Figure contents as structured data:
------------------------------------------------------------------------
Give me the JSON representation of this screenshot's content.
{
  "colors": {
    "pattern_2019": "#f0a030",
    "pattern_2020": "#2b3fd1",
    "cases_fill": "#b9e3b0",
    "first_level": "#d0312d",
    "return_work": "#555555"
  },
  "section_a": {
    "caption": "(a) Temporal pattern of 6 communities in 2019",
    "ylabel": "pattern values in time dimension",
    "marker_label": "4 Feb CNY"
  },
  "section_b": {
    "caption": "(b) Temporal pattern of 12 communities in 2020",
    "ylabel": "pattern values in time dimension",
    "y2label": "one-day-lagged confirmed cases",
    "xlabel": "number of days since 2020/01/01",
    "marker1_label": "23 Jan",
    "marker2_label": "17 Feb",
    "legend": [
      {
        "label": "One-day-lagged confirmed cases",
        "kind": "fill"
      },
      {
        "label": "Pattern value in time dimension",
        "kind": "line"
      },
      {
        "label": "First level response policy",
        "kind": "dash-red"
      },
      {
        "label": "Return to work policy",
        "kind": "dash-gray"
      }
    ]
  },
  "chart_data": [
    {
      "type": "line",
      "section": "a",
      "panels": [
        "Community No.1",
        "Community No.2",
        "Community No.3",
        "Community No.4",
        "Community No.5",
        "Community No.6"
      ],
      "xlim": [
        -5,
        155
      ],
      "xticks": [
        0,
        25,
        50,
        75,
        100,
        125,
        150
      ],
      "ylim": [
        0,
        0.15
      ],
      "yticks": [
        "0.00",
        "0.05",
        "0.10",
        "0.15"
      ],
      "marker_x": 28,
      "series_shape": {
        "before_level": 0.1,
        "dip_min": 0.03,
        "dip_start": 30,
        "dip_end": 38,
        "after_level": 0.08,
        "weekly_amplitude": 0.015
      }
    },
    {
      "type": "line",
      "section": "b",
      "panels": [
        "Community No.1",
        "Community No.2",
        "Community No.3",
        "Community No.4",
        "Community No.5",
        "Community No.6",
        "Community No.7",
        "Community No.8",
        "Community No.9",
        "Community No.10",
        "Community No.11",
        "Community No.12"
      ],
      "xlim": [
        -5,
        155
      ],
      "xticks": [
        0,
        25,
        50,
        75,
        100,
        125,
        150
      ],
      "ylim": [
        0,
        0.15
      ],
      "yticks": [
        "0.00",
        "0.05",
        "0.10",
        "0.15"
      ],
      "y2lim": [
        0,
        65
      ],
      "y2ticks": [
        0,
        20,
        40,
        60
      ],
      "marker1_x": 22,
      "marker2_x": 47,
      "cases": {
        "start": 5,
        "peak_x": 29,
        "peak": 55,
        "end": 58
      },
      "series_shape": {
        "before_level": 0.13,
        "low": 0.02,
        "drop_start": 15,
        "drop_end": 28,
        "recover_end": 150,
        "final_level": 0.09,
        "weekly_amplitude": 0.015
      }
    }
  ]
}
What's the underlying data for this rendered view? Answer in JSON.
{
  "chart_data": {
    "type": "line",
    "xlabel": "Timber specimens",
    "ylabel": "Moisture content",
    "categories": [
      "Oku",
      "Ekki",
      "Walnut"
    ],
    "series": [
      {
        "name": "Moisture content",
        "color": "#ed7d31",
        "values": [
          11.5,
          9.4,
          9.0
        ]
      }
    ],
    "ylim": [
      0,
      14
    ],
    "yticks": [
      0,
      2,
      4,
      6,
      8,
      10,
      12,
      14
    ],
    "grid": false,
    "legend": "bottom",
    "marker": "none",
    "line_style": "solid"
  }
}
------------------------------------------------------------------------
- AIM: Copy out exactly the lines running from the line with "What's the underlying" to the end of the records, inclusive.

- ANSWER IN FULL:
What's the underlying data for this rendered view? Answer in JSON.
{
  "chart_data": {
    "type": "line",
    "xlabel": "Timber specimens",
    "ylabel": "Moisture content",
    "categories": [
      "Oku",
      "Ekki",
      "Walnut"
    ],
    "series": [
      {
        "name": "Moisture content",
        "color": "#ed7d31",
        "values": [
          11.5,
          9.4,
          9.0
        ]
      }
    ],
    "ylim": [
      0,
      14
    ],
    "yticks": [
      0,
      2,
      4,
      6,
      8,
      10,
      12,
      14
    ],
    "grid": false,
    "legend": "bottom",
    "marker": "none",
    "line_style": "solid"
  }
}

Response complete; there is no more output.